* [Your instructions]: Please turn the data lines starting at the line that contains "header J1 [430,54,443,65]" and ending at the line that contains "wire crystal right [81,83,83,101]", both included, into a JSON list of strings with one string per line, skipping any blank lines.

* [Material shown]:
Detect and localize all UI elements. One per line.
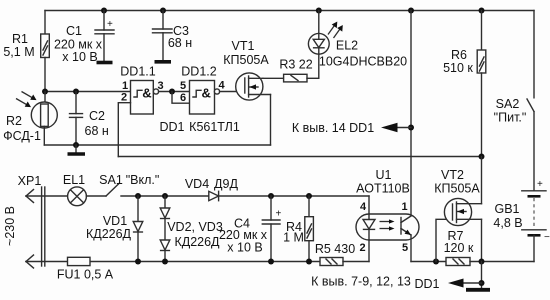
node R1/R2/rail [42, 89, 48, 95]
node between gates [169, 89, 175, 95]
node rail A / ground [73, 142, 79, 148]
node R4 top [306, 193, 312, 199]
svg-text:4: 4 [218, 80, 225, 92]
diode VD3 [160, 240, 170, 262]
svg-text:4: 4 [360, 201, 367, 213]
resistor R3 [284, 74, 319, 82]
node EL2 top [316, 8, 322, 14]
capacitor C3 [153, 11, 173, 61]
wire VT1 source down to rail A [270, 95, 272, 146]
node top rail / U1 pin1 riser [408, 8, 414, 14]
svg-text:DD1: DD1 [159, 120, 184, 134]
svg-text:КП505А: КП505А [223, 53, 269, 67]
svg-text:10G4DHCBB20: 10G4DHCBB20 [319, 55, 407, 69]
wire drop to U1 pin 4 [368, 196, 370, 214]
switch SA1 [106, 184, 119, 197]
wire pin5 rail to R7 [411, 261, 446, 263]
svg-text:5: 5 [402, 242, 408, 254]
svg-text:~230 В: ~230 В [3, 206, 17, 246]
wire VT1 drain to R3 [263, 77, 284, 79]
light arrows out of EL2 [328, 24, 341, 38]
logic gate DD1.1 [131, 81, 154, 115]
svg-text:C1: C1 [66, 24, 82, 38]
wire U1 pin 5 down [410, 235, 412, 262]
wire DD1.2 out to VT1 gate [220, 91, 245, 93]
svg-text:1 М: 1 М [283, 231, 304, 245]
svg-text:68 н: 68 н [168, 36, 192, 50]
svg-text:5,1 М: 5,1 М [3, 45, 34, 59]
svg-text:FU1 0,5 А: FU1 0,5 А [57, 268, 114, 282]
pin 3 bubble of DD1.1 [153, 89, 158, 94]
wire mid rail [45, 91, 131, 93]
wire pin 2 of DD1.1 [118, 103, 130, 157]
svg-text:К выв. 7-9, 12, 13: К выв. 7-9, 12, 13 [311, 275, 411, 289]
node VD2 top [162, 193, 168, 199]
wire arrow line bottom [462, 282, 482, 284]
svg-text:DD1.2: DD1.2 [181, 65, 216, 79]
svg-text:R2: R2 [6, 114, 22, 128]
svg-text:VD2, VD3: VD2, VD3 [167, 220, 223, 234]
ground (C1) [97, 61, 113, 65]
logic gate DD1.2 [190, 81, 215, 115]
svg-text:VD1: VD1 [103, 214, 127, 228]
svg-text:120 к: 120 к [444, 241, 474, 255]
svg-text:+: + [276, 209, 282, 220]
ground (bottom right) [466, 288, 490, 292]
capacitor C2 [70, 92, 83, 146]
svg-text:XP1: XP1 [18, 174, 42, 188]
svg-text:VT1: VT1 [232, 39, 255, 53]
svg-text:"Вкл.": "Вкл." [126, 173, 160, 187]
ground (rail A) [75, 145, 77, 153]
svg-text:"Пит.": "Пит." [494, 111, 527, 125]
node R7 right / source / ground [479, 259, 485, 265]
svg-text:SA1: SA1 [99, 173, 123, 187]
wire rail A (signal ground rail) [44, 144, 270, 146]
node rail B / R6 / VT2 drain [479, 154, 485, 160]
svg-text:&: & [202, 86, 211, 101]
diode VD2 [160, 196, 170, 240]
svg-text:К561ТЛ1: К561ТЛ1 [189, 120, 240, 134]
svg-text:R1: R1 [12, 32, 28, 46]
svg-text:C2: C2 [89, 109, 105, 123]
wire top rail [45, 10, 534, 12]
svg-text:VT2: VT2 [441, 168, 464, 182]
svg-text:−: − [544, 232, 550, 243]
wire AC bottom rail [26, 261, 320, 263]
capacitor C4 [262, 196, 281, 262]
svg-text:КД226Д: КД226Д [174, 235, 220, 249]
wire riser to U1 pin 1 [410, 11, 412, 217]
wire down to ground [481, 262, 483, 288]
node R4 bottom [306, 259, 312, 265]
node C2 top [73, 89, 79, 95]
fuse FU1 [68, 257, 91, 265]
wire VT2 drain up to node [481, 157, 483, 204]
lamp EL1 [68, 187, 87, 206]
photoresistor R2 [31, 92, 57, 146]
svg-text:GB1: GB1 [494, 202, 519, 216]
svg-text:EL1: EL1 [63, 173, 85, 187]
node top rail / R6 [479, 8, 485, 14]
svg-text:КП505А: КП505А [434, 182, 480, 196]
node VD3 bottom [162, 259, 168, 265]
svg-text:2: 2 [121, 92, 127, 104]
svg-text:5: 5 [180, 80, 186, 92]
switch SA2 [527, 99, 534, 112]
svg-text:R6: R6 [451, 48, 467, 62]
wire arrow line [396, 127, 411, 129]
resistor R5 [320, 258, 369, 266]
wire EL1 to SA1 [86, 195, 106, 197]
svg-text:VD4: VD4 [185, 177, 209, 191]
capacitor C1 [95, 11, 114, 62]
svg-text:510 к: 510 к [443, 61, 473, 75]
pin 4 bubble of DD1.2 [214, 89, 219, 94]
svg-text:SA2: SA2 [496, 97, 520, 111]
svg-text:68 н: 68 н [85, 124, 109, 138]
svg-text:ФСД-1: ФСД-1 [3, 129, 41, 143]
svg-text:2: 2 [359, 242, 365, 254]
wire rail B (pin2 - R6 bottom) [118, 156, 481, 158]
svg-text:х 10 В: х 10 В [62, 50, 97, 64]
LED EL2 [308, 11, 329, 79]
wire U1 pin 2 down [368, 240, 370, 262]
optocoupler U1 [356, 214, 419, 240]
diode VD4 [209, 191, 219, 200]
svg-text:КД226Д: КД226Д [86, 227, 132, 241]
svg-text:АОТ110В: АОТ110В [356, 182, 410, 196]
svg-text:1: 1 [122, 80, 128, 92]
diode VD1 [133, 196, 143, 262]
node junction top rail / C1 [101, 8, 107, 14]
wire VT2 source down [481, 219, 483, 261]
svg-text:6: 6 [180, 92, 186, 104]
svg-text:&: & [142, 86, 151, 101]
wire AC top: plug to EL1 [26, 195, 68, 197]
node VD1 bottom [135, 259, 141, 265]
resistor R4 [305, 196, 314, 262]
svg-text:R5 430: R5 430 [315, 242, 355, 256]
svg-text:U1: U1 [376, 168, 392, 182]
svg-text:+: + [537, 179, 543, 190]
node arrow to pin 14 [408, 125, 414, 131]
svg-text:4,8 В: 4,8 В [493, 216, 522, 230]
svg-text:+: + [107, 19, 113, 30]
svg-text:К выв. 14 DD1: К выв. 14 DD1 [292, 121, 374, 135]
svg-text:DD1.1: DD1.1 [120, 65, 155, 79]
node gate/R7 left [433, 259, 439, 265]
wire right edge down to SA2 [533, 11, 535, 98]
transistor VT1 [236, 73, 271, 100]
svg-text:х 10 В: х 10 В [227, 241, 262, 255]
ground (C3) [155, 60, 172, 64]
wire VT2 gate down [436, 219, 453, 261]
photo arrows into R2 [16, 92, 34, 106]
resistor R7 [446, 258, 534, 266]
svg-text:DD1: DD1 [414, 277, 439, 291]
wire SA1 to pin4 drop [121, 195, 369, 197]
resistor R6 [477, 11, 486, 157]
svg-text:R3 22: R3 22 [279, 58, 312, 72]
svg-text:EL2: EL2 [336, 39, 358, 53]
node arrow join [479, 280, 485, 286]
node C4 top [268, 193, 274, 199]
node C4 bottom [268, 259, 274, 265]
node VD1 top [135, 193, 141, 199]
battery GB1 [522, 179, 550, 262]
wire to pin 6 [172, 92, 190, 104]
plug XP1 [26, 187, 45, 268]
svg-text:Д9Д: Д9Д [214, 177, 238, 191]
node junction top rail / C3 [160, 8, 166, 14]
svg-text:3: 3 [157, 80, 163, 92]
resistor R1 [41, 11, 50, 92]
transistor VT2 [444, 198, 481, 225]
wire DD1.1 out to DD1.2 in [159, 91, 190, 93]
svg-text:1: 1 [401, 201, 407, 213]
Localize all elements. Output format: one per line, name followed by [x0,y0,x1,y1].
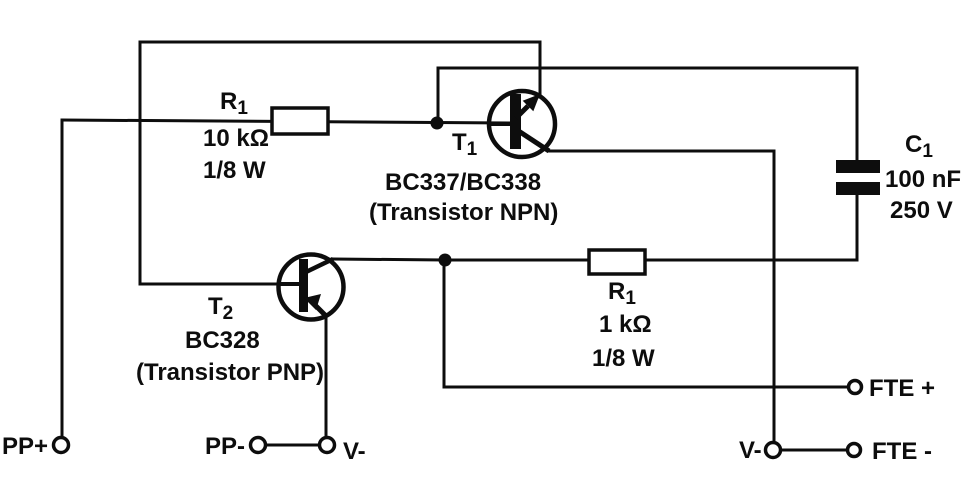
svg-text:1/8 W: 1/8 W [203,157,266,184]
wire horizontal (base node to C1 top) [438,67,857,70]
terminal V- left [320,438,335,453]
wire C1 top vertical [856,68,859,161]
svg-text:BC328: BC328 [185,327,260,354]
wire left vertical to PP+ [61,120,64,438]
wire T2 emitter down to V- [325,316,328,438]
resistor R1 1k body [589,250,645,274]
wire T2 base horizontal [140,283,280,286]
svg-text:(Transistor NPN): (Transistor NPN) [369,199,558,226]
transistor T1 (NPN BC337/BC338) [489,91,555,157]
svg-text:100 nF: 100 nF [885,166,961,193]
svg-text:FTE -: FTE - [872,438,932,465]
wire T1 base (PP+ to T1) [62,120,510,123]
terminal V- right [766,443,781,458]
wire V- to FTE- [781,449,848,452]
svg-text:1 kΩ: 1 kΩ [599,311,652,338]
transistor T2 (PNP BC328) [279,255,344,320]
wire T1 emitter horizontal [549,150,774,153]
svg-text:PP+: PP+ [2,433,48,460]
wire node to R1 1k to C1 bottom [444,195,857,260]
wire vertical x=140 (top loop to T2 base) [139,42,142,284]
wire T2 collector to node [333,259,444,260]
junction node at T1 base [431,117,444,130]
svg-text:BC337/BC338: BC337/BC338 [385,169,541,196]
terminal FTE+ [849,381,862,394]
resistor R1 10k body [272,108,328,134]
wire vertical down to T1 collector [539,42,542,97]
capacitor C1 plates [836,160,880,173]
terminal PP- [251,438,266,453]
wire node down to FTE+ [444,260,849,387]
terminal PP+ [54,438,69,453]
svg-text:V-: V- [739,437,762,464]
wire right vertical to V- [773,151,776,443]
svg-text:250 V: 250 V [890,197,953,224]
svg-text:V-: V- [343,438,366,465]
svg-text:1/8 W: 1/8 W [592,345,655,372]
svg-text:(Transistor PNP): (Transistor PNP) [136,359,324,386]
terminal FTE- [848,444,861,457]
junction node at T2 collector / R1 / FTE+ [439,254,452,267]
wire PP- to V- [266,444,319,447]
svg-text:PP-: PP- [205,433,245,460]
svg-text:10 kΩ: 10 kΩ [203,125,269,152]
wire vertical from base node up [437,68,440,122]
wire top horizontal (T1 collector loop) [140,41,540,44]
svg-text:FTE +: FTE + [869,375,935,402]
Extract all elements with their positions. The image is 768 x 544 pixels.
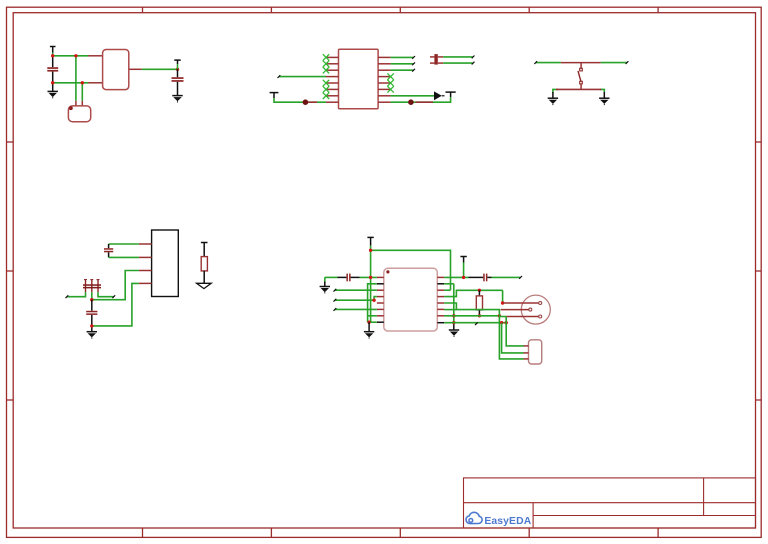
header J1 [430,54,443,65]
junction J1 [303,99,309,105]
wire pin8L [274,98,326,102]
wire switch top left [534,61,561,64]
node dot [90,324,93,327]
wire to P2 pin3 [499,310,523,359]
P1 pads [529,302,542,319]
wire crystal left [75,56,77,101]
node dots [51,54,84,84]
node dots [369,249,372,279]
wire pin4L jog [334,297,377,302]
wire C4 center [91,292,93,299]
wire P2 pin1 [506,317,523,346]
connector P2 [529,340,542,364]
capacitor C4 dual [83,280,101,293]
wire vertical from T [370,246,372,323]
crystal Y1 [68,106,90,122]
wire crystal right [81,83,83,101]
capacitor C6 [325,274,377,282]
IC U2 [339,49,379,108]
no-connect X flags right [387,73,393,92]
wire switch top right [601,61,629,64]
wire C3 bottom [109,256,139,258]
U3 right pins black [437,284,444,323]
IC U1 [103,50,129,90]
ground GND7 [449,330,459,337]
P1 pin top [503,302,539,304]
IC U3 [384,268,438,331]
wire pin6R [444,309,456,311]
node dot [176,68,179,71]
wire pin3L [334,289,377,292]
connector J2 [152,230,179,297]
wire vertical B [452,284,455,330]
U3 left pins [377,277,384,315]
wire C4 right [98,292,115,298]
wire pin7R [391,95,434,97]
ground GND1 [48,91,58,98]
wire pin3 J2 [92,271,139,300]
wire pin8R [391,97,451,102]
junction J2 [408,99,414,105]
mic P1 [521,295,550,324]
capacitor C7 [468,274,491,282]
wire pin4 J2 [92,283,139,326]
wire C3 top [109,243,139,245]
wire C4 left [66,292,86,298]
wire switch bottom [553,89,604,93]
capacitor C3 [104,244,113,257]
no-connect X flags left [323,54,329,99]
node dot [90,298,93,301]
netflag arrow [434,91,445,100]
P1 pin mid [501,309,529,311]
power flag T left [270,93,279,98]
wire pin2L [368,284,377,322]
wire loop right [501,290,504,304]
wire pin3R [444,289,450,291]
power flag T right [446,92,456,97]
wire pin1R [444,276,522,279]
wire pin6L [334,308,377,311]
wire XO [53,82,89,84]
wire pin7R loop bottom [444,314,501,317]
ground GND3 [548,92,558,105]
ground GND6 [364,322,374,338]
ground GND4 [599,92,609,105]
capacitor C1 [47,56,58,91]
capacitor C5 [86,300,97,332]
P1 pin bottom [499,316,538,318]
power flag VCC1 [50,47,56,56]
power flag T mid [460,257,466,278]
wire P2 pin2 [502,323,524,353]
ground left [320,277,330,293]
wire pin7L [368,315,377,317]
U3 right pins [437,277,444,315]
J2 pins [139,244,152,283]
wires pins1-3 right [391,56,415,72]
switch SW1 [561,63,601,90]
U3 left pins black [377,284,384,322]
title block [464,478,756,528]
EasyEDA logo [466,512,532,527]
ground GND5 [87,332,97,339]
resistor R1 [197,243,212,289]
P2 pins [524,346,529,359]
wire top loop [371,250,451,290]
op-amp U1 pins [76,56,142,106]
wire XI [53,55,89,57]
wire pin4R loop top [444,289,502,297]
U2 left pins [326,57,339,102]
power flag T top [367,237,373,245]
wire pin4L [278,75,327,78]
ground GND2 [172,96,182,103]
power flag VCC2 [174,60,180,69]
header wires [443,56,474,65]
capacitor C2 [172,69,184,95]
node dot [462,276,465,279]
node dot [367,321,370,324]
wire pin2R [444,283,454,285]
wire pin8L [371,321,377,323]
resistor R2 [476,290,482,317]
wire pin5R [444,303,500,310]
wire pin8R [444,321,508,325]
svg-text:EasyEDA: EasyEDA [484,516,531,527]
U2 right pins [378,57,391,102]
wire U1 output [142,68,178,70]
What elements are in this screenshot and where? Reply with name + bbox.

* [Task response]:
[
  "header J1 [430,54,443,65]",
  "junction J1 [303,99,309,105]",
  "wire pin8L [274,98,326,102]",
  "wire switch top left [534,61,561,64]",
  "node dot [90,324,93,327]",
  "wire to P2 pin3 [499,310,523,359]",
  "P1 pads [529,302,542,319]",
  "wire crystal left [75,56,77,101]",
  "node dots [51,54,84,84]",
  "node dots [369,249,372,279]",
  "wire pin4L jog [334,297,377,302]",
  "wire C4 center [91,292,93,299]",
  "wire P2 pin1 [506,317,523,346]",
  "connector P2 [529,340,542,364]",
  "capacitor C4 dual [83,280,101,293]",
  "wire vertical from T [370,246,372,323]",
  "crystal Y1 [68,106,90,122]",
  "wire crystal right [81,83,83,101]"
]